▶ _WHAT YOU WILL DO_
Reproduce the listing exactly and skip over any pictures.

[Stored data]
## Begin

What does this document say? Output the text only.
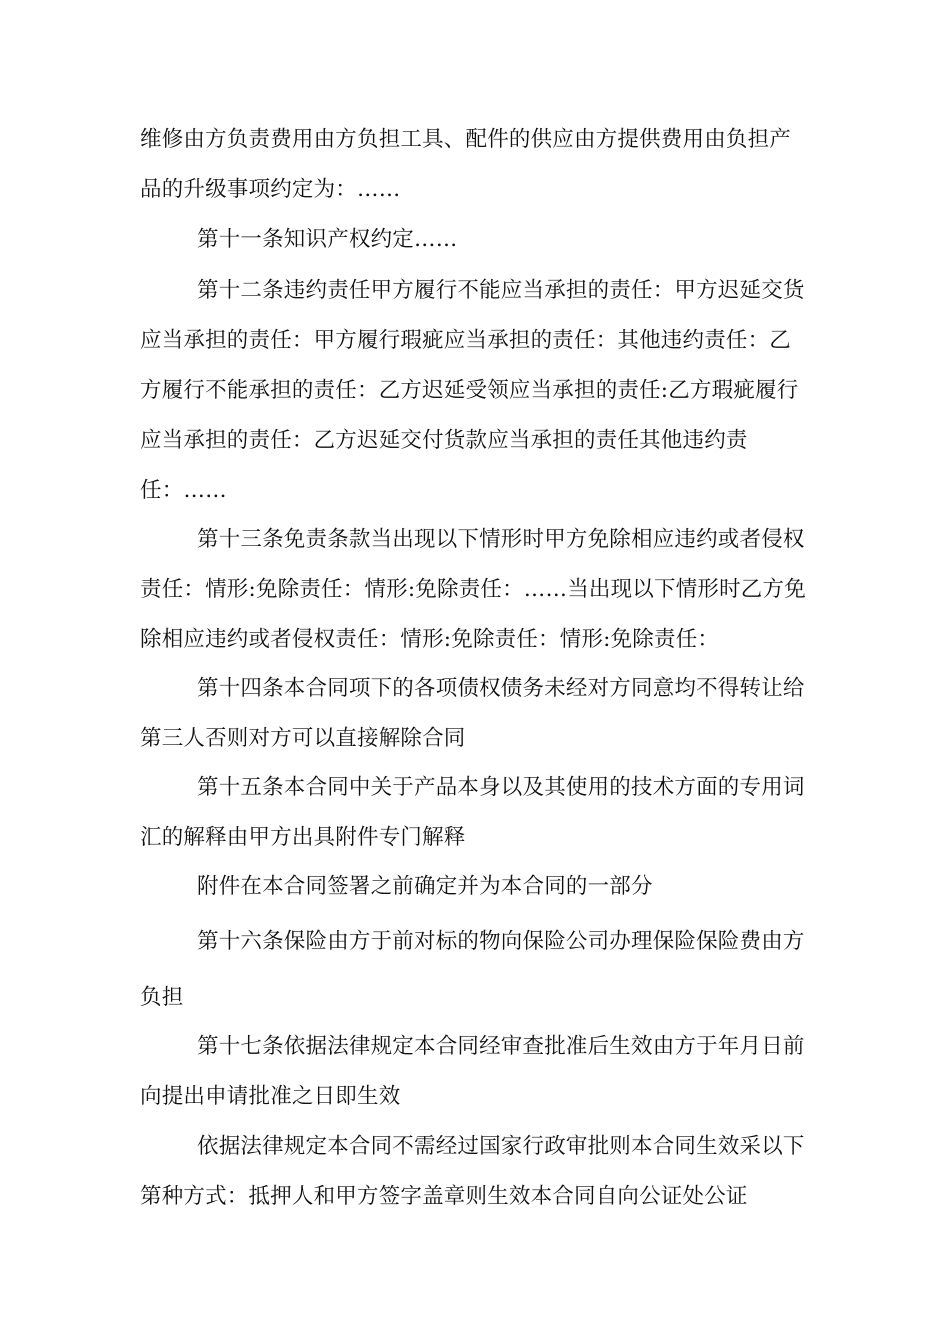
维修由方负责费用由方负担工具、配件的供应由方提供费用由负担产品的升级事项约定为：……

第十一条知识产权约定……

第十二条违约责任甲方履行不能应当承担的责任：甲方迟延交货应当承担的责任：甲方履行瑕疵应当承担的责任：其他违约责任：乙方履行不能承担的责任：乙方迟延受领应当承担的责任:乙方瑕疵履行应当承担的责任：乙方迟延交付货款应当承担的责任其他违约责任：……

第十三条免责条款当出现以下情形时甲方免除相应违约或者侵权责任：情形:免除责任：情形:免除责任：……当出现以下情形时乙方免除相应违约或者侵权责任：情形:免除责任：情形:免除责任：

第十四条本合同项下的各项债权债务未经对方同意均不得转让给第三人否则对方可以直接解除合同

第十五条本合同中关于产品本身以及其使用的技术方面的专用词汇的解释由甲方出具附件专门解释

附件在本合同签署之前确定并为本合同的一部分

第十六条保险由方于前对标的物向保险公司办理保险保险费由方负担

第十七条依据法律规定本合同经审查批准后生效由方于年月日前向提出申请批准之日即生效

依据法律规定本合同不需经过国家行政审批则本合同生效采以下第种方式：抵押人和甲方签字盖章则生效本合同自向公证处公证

## End

▶ _SOLVED EXERCISE_
What does this document say? Output the text only.
维修由方负责费用由方负担工具、配件的供应由方提供费用由负担产品的升级事项约定为：……

第十一条知识产权约定……

第十二条违约责任甲方履行不能应当承担的责任：甲方迟延交货应当承担的责任：甲方履行瑕疵应当承担的责任：其他违约责任：乙方履行不能承担的责任：乙方迟延受领应当承担的责任:乙方瑕疵履行应当承担的责任：乙方迟延交付货款应当承担的责任其他违约责任：……

第十三条免责条款当出现以下情形时甲方免除相应违约或者侵权责任：情形:免除责任：情形:免除责任：……当出现以下情形时乙方免除相应违约或者侵权责任：情形:免除责任：情形:免除责任：

第十四条本合同项下的各项债权债务未经对方同意均不得转让给第三人否则对方可以直接解除合同

第十五条本合同中关于产品本身以及其使用的技术方面的专用词汇的解释由甲方出具附件专门解释

附件在本合同签署之前确定并为本合同的一部分

第十六条保险由方于前对标的物向保险公司办理保险保险费由方负担

第十七条依据法律规定本合同经审查批准后生效由方于年月日前向提出申请批准之日即生效

依据法律规定本合同不需经过国家行政审批则本合同生效采以下第种方式：抵押人和甲方签字盖章则生效本合同自向公证处公证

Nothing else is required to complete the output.